[Dataset records]
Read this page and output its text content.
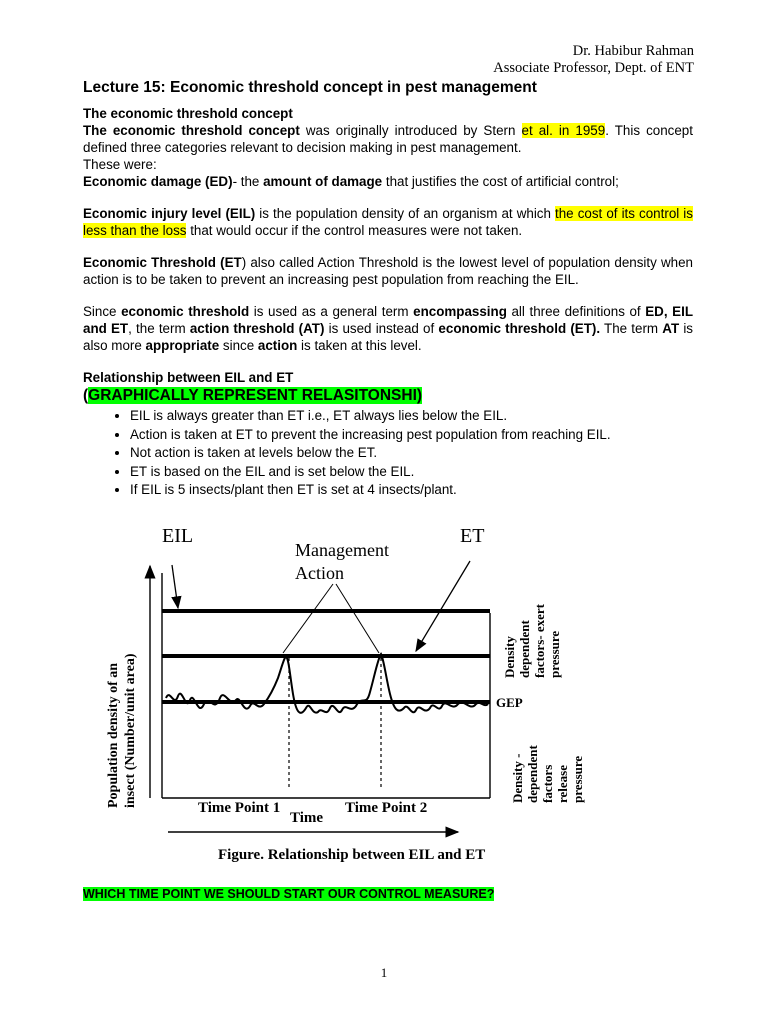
Dr. Habibur Rahman
Associate Professor, Dept. of ENT
Lecture 15: Economic threshold concept in pest management
The economic threshold concept

The economic threshold concept was originally introduced by Stern et al. in 1959. This concept defined three categories relevant to decision making in pest management.

These were:

Economic damage (ED)- the amount of damage that justifies the cost of artificial control;

Economic injury level (EIL) is the population density of an organism at which the cost of its control is less than the loss that would occur if the control measures were not taken.

Economic Threshold (ET) also called Action Threshold is the lowest level of population density when action is to be taken to prevent an increasing pest population from reaching the EIL.

Since economic threshold is used as a general term encompassing all three definitions of ED, EIL and ET, the term action threshold (AT) is used instead of economic threshold (ET). The term AT is also more appropriate since action is taken at this level.

Relationship between EIL and ET
(GRAPHICALLY REPRESENT RELASITONSHI)
• EIL is always greater than ET i.e., ET always lies below the EIL.
• Action is taken at ET to prevent the increasing pest population from reaching EIL.
• Not action is taken at levels below the ET.
• ET is based on the EIL and is set below the EIL.
• If EIL is 5 insects/plant then ET is set at 4 insects/plant.
EIL	ET
Management
Action
GEP
Population density of an insect (Number/unit area)	Density dependent factors- exert pressure
Density - dependent factors release pressure
Time Point 1	Time Point 2
Time
Figure. Relationship between EIL and ET
WHICH TIME POINT WE SHOULD START OUR CONTROL MEASURE?
1
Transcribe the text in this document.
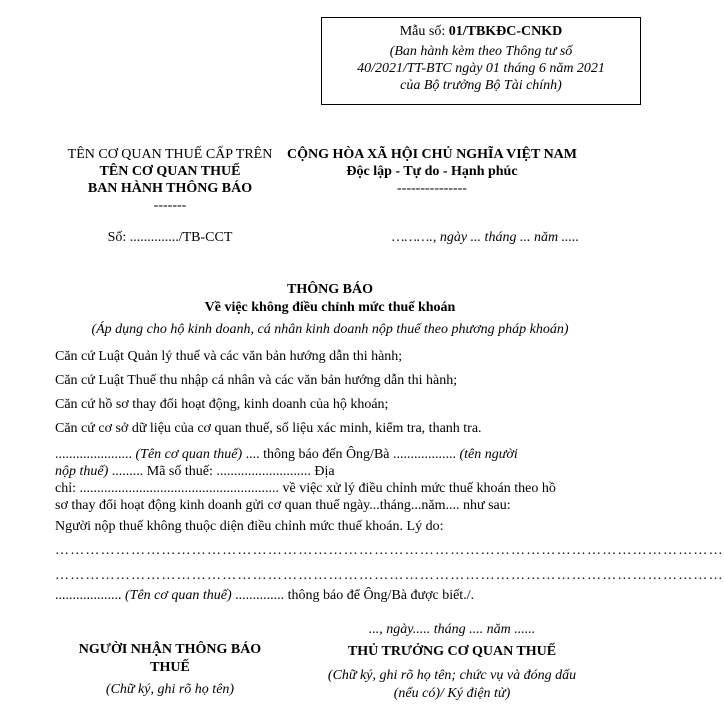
Mẫu số: 01/TBKĐC-CNKD
(Ban hành kèm theo Thông tư số
40/2021/TT-BTC ngày 01 tháng 6 năm 2021
của Bộ trưởng Bộ Tài chính)
TÊN CƠ QUAN THUẾ CẤP TRÊN
TÊN CƠ QUAN THUẾ
BAN HÀNH THÔNG BÁO
-------
CỘNG HÒA XÃ HỘI CHỦ NGHĨA VIỆT NAM
Độc lập - Tự do - Hạnh phúc
---------------
Số: ............../TB-CCT	………., ngày ... tháng ... năm .....
THÔNG BÁO
Về việc không điều chỉnh mức thuế khoán
(Áp dụng cho hộ kinh doanh, cá nhân kinh doanh nộp thuế theo phương pháp khoán)
Căn cứ Luật Quản lý thuế và các văn bản hướng dẫn thi hành;
Căn cứ Luật Thuế thu nhập cá nhân và các văn bản hướng dẫn thi hành;
Căn cứ hồ sơ thay đổi hoạt động, kinh doanh của hộ khoán;
Căn cứ cơ sở dữ liệu của cơ quan thuế, số liệu xác minh, kiểm tra, thanh tra.
...................... (Tên cơ quan thuế) .... thông báo đến Ông/Bà .................. (tên người
nộp thuế) ......... Mã số thuế: ........................... Địa
chỉ: ......................................................... về việc xử lý điều chỉnh mức thuế khoán theo hồ
sơ thay đổi hoạt động kinh doanh gửi cơ quan thuế ngày...tháng...năm.... như sau:
Người nộp thuế không thuộc diện điều chỉnh mức thuế khoán. Lý do:
……………………………………………………………………………………………………………………
……………………………………………………………………………………………………………………
................... (Tên cơ quan thuế) .............. thông báo để Ông/Bà được biết./.
NGƯỜI NHẬN THÔNG BÁO
THUẾ
(Chữ ký, ghi rõ họ tên)
..., ngày..... tháng .... năm ......
THỦ TRƯỞNG CƠ QUAN THUẾ
(Chữ ký, ghi rõ họ tên; chức vụ và đóng dấu
(nếu có)/ Ký điện tử)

### Set problem:
Every line of the records that includes the word "khoán" should be gathered.

### Written response:
Về việc không điều chỉnh mức thuế khoán
(Áp dụng cho hộ kinh doanh, cá nhân kinh doanh nộp thuế theo phương pháp khoán)
Căn cứ hồ sơ thay đổi hoạt động, kinh doanh của hộ khoán;
chỉ: ......................................................... về việc xử lý điều chỉnh mức thuế khoán theo hồ
Người nộp thuế không thuộc diện điều chỉnh mức thuế khoán. Lý do:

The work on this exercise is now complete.